PROBLEM. Identify each line in the records below that contains the word "منات", and copy it.

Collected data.
'''

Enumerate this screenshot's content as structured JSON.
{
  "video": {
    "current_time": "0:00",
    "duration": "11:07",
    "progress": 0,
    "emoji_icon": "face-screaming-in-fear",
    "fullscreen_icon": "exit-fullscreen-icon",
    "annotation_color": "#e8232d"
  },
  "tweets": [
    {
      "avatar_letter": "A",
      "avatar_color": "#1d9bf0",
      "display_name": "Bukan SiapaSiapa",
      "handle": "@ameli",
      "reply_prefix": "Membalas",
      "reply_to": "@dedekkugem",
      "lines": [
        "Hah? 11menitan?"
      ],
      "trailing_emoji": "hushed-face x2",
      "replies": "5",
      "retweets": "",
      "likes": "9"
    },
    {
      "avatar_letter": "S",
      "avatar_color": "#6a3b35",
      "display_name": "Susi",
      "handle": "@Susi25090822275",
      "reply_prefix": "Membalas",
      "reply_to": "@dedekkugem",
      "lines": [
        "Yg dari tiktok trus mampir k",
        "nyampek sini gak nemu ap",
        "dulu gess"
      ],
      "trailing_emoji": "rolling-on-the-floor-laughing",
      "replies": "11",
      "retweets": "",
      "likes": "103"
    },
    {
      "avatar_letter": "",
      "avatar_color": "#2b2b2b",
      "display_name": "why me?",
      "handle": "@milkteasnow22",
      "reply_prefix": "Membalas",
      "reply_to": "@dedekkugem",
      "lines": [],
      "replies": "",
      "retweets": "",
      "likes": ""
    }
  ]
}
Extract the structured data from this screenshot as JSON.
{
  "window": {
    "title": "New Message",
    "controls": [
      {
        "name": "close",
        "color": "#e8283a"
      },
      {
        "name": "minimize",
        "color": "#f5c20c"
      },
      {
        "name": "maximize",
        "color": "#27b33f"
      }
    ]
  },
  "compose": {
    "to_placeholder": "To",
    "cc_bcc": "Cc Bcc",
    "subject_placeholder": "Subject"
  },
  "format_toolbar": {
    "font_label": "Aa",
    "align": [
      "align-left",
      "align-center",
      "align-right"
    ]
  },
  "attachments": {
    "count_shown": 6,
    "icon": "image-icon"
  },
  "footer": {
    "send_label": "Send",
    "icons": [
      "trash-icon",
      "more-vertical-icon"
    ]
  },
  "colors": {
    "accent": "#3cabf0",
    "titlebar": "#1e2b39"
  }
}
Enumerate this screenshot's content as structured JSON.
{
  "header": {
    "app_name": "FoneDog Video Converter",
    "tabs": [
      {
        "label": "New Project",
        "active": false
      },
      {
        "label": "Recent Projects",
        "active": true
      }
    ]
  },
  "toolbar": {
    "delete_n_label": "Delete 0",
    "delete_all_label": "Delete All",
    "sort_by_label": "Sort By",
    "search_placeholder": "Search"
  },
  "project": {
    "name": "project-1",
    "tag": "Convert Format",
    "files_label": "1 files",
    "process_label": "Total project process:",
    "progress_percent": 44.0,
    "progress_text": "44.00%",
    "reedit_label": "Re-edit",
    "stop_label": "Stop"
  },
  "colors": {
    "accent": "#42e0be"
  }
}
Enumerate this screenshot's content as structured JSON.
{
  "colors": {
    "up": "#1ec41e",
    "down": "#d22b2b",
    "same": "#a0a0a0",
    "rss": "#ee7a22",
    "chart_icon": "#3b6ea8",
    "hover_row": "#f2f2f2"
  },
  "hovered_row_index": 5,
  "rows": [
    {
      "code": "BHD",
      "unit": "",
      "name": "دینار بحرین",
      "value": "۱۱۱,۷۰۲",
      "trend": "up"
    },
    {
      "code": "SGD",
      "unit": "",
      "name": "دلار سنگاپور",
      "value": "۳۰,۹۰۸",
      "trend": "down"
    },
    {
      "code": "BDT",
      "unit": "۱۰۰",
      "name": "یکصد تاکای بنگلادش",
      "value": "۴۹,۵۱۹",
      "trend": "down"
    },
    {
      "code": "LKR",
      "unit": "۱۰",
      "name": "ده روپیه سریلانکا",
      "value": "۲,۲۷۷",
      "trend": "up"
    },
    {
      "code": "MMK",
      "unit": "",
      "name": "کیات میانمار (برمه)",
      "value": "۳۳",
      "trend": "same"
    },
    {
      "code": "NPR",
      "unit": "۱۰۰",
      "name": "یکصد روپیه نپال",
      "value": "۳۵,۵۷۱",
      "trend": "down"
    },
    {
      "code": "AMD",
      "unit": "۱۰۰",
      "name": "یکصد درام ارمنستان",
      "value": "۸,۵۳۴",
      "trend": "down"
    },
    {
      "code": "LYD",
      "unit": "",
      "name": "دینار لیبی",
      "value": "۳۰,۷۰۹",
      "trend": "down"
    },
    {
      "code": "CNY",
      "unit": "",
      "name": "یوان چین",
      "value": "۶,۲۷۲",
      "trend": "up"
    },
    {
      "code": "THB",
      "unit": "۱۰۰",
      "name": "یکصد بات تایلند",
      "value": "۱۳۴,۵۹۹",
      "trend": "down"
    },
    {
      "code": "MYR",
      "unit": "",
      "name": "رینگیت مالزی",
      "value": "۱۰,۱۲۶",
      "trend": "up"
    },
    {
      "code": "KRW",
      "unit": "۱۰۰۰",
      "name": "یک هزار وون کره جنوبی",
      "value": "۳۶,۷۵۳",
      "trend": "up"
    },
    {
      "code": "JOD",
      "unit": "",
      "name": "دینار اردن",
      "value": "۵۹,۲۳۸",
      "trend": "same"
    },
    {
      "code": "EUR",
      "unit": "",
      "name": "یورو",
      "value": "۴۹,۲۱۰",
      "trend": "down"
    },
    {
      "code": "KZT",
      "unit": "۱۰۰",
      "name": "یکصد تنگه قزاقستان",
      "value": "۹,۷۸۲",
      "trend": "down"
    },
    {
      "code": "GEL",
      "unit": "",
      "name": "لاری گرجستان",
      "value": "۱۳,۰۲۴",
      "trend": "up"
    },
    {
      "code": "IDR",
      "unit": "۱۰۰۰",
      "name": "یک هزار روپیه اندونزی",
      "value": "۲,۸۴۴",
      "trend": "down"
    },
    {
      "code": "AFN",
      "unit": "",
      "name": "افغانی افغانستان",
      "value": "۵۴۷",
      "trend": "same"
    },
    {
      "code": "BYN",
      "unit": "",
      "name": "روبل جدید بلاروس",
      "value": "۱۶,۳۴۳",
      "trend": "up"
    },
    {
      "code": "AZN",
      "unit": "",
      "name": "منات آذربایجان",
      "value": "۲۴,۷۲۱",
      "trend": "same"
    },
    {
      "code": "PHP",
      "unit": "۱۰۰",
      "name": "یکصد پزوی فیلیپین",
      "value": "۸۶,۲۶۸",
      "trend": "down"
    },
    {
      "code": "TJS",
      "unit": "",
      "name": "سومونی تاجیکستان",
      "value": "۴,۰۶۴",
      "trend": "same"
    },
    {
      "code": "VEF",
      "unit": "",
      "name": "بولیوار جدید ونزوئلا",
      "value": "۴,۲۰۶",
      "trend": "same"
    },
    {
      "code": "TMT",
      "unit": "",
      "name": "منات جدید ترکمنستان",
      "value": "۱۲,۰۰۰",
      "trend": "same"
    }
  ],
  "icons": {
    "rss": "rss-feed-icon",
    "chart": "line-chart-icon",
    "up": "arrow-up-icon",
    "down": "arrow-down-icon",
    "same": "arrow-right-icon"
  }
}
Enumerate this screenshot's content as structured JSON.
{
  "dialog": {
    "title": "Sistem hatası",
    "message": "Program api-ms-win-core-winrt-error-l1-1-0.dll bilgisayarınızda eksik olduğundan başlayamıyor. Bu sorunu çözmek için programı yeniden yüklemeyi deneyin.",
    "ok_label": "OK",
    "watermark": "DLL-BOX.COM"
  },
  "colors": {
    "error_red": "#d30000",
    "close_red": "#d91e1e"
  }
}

'''

RIGHT ANSWER.
      "name": "منات آذربایجان",
      "name": "منات جدید ترکمنستان",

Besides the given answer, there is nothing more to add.